Mike was one of them and Regina, and they got down there and got ice in our place. And they was there for a blooming week, and I thought I'd die before that week was up. I was proud to have them home, but I was sure glad to see them tail lights. Well, I mean, I begin to arrange rides to get them out of that bottom, to get them home, but all that ice on the ground. Well, let me close my story this one little way.
I I like to say that Carl I told you a while ago he rode horses for a living, trained cutting horses for a living, and I was what was called the turn back help. Now the turn back help sets out in front of the cutter, and and you take an awful lot of verbal abuse if you're his wife. Back up. I really got sick and tired of that and, so I decided I wanted to go to Cottons and show a horse like Carl did. So Carl bought me this mare, and she was a a really good mare.
And, went nothing wrong with her, and and I had the boots and the shacks and the spurs and the hat, Wrangler. I had the whole 9 yard saddle, everything. And then Carl sent me off to the old master. An old man named mister Pat Patterson lived in Tecumseh, Oklahoma. He'd won that award many times that said he was cutting horseman of the year.

·····

Prompt:
From the oral history passage, pull out the part that begins at the words "I I like to" and stops after the words "of the year.".

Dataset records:
·····

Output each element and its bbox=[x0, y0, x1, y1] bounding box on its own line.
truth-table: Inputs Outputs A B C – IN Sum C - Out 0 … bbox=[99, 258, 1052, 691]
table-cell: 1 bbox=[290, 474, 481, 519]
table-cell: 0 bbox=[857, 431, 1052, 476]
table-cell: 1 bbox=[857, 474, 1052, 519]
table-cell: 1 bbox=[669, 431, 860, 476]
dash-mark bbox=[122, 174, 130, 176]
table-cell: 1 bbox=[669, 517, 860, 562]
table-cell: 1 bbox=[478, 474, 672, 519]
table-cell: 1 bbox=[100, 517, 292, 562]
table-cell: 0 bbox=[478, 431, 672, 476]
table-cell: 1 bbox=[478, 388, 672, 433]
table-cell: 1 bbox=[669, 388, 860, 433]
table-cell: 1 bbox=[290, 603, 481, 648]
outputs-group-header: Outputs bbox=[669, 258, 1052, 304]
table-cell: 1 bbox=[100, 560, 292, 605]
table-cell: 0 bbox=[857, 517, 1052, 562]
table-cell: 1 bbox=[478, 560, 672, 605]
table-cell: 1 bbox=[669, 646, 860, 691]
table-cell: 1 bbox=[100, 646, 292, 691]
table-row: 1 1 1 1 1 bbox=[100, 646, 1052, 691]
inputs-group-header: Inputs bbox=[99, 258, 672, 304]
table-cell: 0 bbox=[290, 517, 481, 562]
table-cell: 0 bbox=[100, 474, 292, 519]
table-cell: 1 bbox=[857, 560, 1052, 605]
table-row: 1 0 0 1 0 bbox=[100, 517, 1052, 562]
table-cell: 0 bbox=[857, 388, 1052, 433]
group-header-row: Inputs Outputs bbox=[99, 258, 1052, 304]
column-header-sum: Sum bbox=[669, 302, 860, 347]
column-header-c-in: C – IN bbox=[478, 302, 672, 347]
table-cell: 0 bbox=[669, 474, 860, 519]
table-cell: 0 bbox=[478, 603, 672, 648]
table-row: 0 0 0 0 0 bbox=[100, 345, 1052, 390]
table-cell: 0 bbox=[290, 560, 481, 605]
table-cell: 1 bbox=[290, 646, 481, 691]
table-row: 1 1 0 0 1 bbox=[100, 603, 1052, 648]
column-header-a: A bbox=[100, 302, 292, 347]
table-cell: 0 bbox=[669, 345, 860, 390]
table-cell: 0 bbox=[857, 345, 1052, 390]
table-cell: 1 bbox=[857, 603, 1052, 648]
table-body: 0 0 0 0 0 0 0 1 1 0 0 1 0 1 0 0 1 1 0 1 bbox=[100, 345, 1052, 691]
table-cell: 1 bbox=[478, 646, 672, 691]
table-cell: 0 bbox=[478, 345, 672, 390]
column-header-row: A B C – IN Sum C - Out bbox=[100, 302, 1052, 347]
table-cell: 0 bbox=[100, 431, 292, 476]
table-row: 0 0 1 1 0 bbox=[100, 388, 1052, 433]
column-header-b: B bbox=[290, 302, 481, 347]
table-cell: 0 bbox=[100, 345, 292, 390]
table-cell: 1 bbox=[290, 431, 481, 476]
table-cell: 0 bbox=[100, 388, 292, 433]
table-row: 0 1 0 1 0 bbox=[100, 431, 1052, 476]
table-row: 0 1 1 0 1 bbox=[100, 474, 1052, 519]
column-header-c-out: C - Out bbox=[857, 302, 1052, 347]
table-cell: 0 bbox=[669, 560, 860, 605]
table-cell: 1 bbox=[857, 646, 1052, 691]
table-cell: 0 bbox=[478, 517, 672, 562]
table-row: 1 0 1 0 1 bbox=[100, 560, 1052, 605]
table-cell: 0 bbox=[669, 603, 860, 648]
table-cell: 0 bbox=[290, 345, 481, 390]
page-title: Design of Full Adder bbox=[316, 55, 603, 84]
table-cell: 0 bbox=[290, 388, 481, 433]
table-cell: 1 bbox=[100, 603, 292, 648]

·····

Result of this exercise:
I I like to say that Carl I told you a while ago he rode horses for a living, trained cutting horses for a living, and I was what was called the turn back help. Now the turn back help sets out in front of the cutter, and and you take an awful lot of verbal abuse if you're his wife. Back up. I really got sick and tired of that and, so I decided I wanted to go to Cottons and show a horse like Carl did. So Carl bought me this mare, and she was a a really good mare.
And, went nothing wrong with her, and and I had the boots and the shacks and the spurs and the hat, Wrangler. I had the whole 9 yard saddle, everything. And then Carl sent me off to the old master. An old man named mister Pat Patterson lived in Tecumseh, Oklahoma. He'd won that award many times that said he was cutting horseman of the year.